**Problem details:** Read the material below and tally how many lines hold the word "from", giving the number and nothing else.

━━━━━━━━━━━━━━━━

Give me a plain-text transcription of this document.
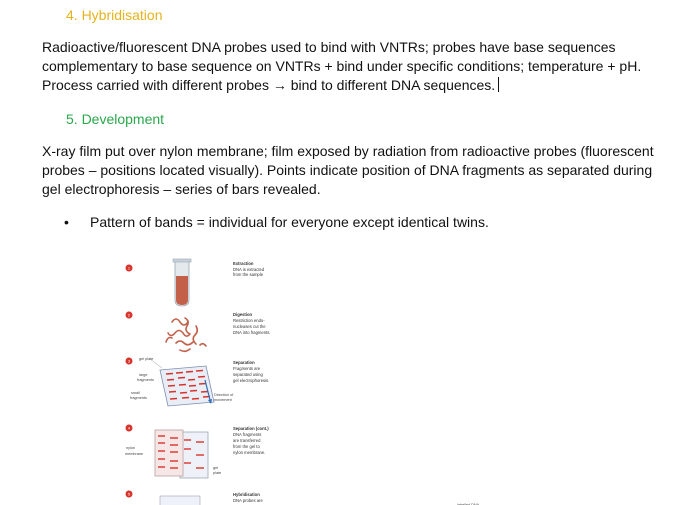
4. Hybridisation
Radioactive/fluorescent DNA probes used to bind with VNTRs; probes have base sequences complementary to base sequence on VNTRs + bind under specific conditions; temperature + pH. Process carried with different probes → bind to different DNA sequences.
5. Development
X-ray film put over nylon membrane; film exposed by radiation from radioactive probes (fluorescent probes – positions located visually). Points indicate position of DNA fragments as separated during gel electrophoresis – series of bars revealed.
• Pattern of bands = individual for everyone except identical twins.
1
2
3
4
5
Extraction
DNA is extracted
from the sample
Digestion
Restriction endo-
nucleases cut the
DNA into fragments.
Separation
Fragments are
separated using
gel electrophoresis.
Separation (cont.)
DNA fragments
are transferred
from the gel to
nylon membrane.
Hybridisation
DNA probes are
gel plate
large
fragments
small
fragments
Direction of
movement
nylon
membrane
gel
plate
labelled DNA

━━━━━━━━━━━━━━━━

**Result for this exercise:** 3